▶ **Task prompt**: Reproduce the records below in their entirety, character for character.

▶ **Recorded data**:
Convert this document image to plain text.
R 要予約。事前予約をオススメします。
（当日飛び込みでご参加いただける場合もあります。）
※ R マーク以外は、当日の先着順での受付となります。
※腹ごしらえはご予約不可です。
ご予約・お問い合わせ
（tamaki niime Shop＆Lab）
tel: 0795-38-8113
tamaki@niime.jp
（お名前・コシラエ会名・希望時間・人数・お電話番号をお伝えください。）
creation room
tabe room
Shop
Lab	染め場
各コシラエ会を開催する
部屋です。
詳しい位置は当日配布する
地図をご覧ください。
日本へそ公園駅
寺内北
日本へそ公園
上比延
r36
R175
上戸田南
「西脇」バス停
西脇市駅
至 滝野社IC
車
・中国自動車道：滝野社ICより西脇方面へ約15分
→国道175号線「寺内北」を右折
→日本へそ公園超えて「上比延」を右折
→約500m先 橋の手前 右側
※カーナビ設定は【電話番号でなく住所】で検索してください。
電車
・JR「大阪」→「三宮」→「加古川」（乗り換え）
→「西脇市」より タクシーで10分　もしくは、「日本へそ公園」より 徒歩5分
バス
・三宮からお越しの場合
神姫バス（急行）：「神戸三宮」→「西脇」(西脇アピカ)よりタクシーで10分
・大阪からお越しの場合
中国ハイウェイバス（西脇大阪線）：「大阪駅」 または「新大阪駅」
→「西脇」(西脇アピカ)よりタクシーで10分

▶ **Expected output**:
Convert this document image to plain text.
R 要予約。事前予約をオススメします。
（当日飛び込みでご参加いただける場合もあります。）
※ R マーク以外は、当日の先着順での受付となります。
※腹ごしらえはご予約不可です。
ご予約・お問い合わせ
（tamaki niime Shop＆Lab）
tel: 0795-38-8113
tamaki@niime.jp
（お名前・コシラエ会名・希望時間・人数・お電話番号をお伝えください。）
creation room
tabe room
Shop
Lab	染め場
各コシラエ会を開催する
部屋です。
詳しい位置は当日配布する
地図をご覧ください。
日本へそ公園駅
寺内北
日本へそ公園
上比延
r36
R175
上戸田南
「西脇」バス停
西脇市駅
至 滝野社IC
車
・中国自動車道：滝野社ICより西脇方面へ約15分
→国道175号線「寺内北」を右折
→日本へそ公園超えて「上比延」を右折
→約500m先 橋の手前 右側
※カーナビ設定は【電話番号でなく住所】で検索してください。
電車
・JR「大阪」→「三宮」→「加古川」（乗り換え）
→「西脇市」より タクシーで10分　もしくは、「日本へそ公園」より 徒歩5分
バス
・三宮からお越しの場合
神姫バス（急行）：「神戸三宮」→「西脇」(西脇アピカ)よりタクシーで10分
・大阪からお越しの場合
中国ハイウェイバス（西脇大阪線）：「大阪駅」 または「新大阪駅」
→「西脇」(西脇アピカ)よりタクシーで10分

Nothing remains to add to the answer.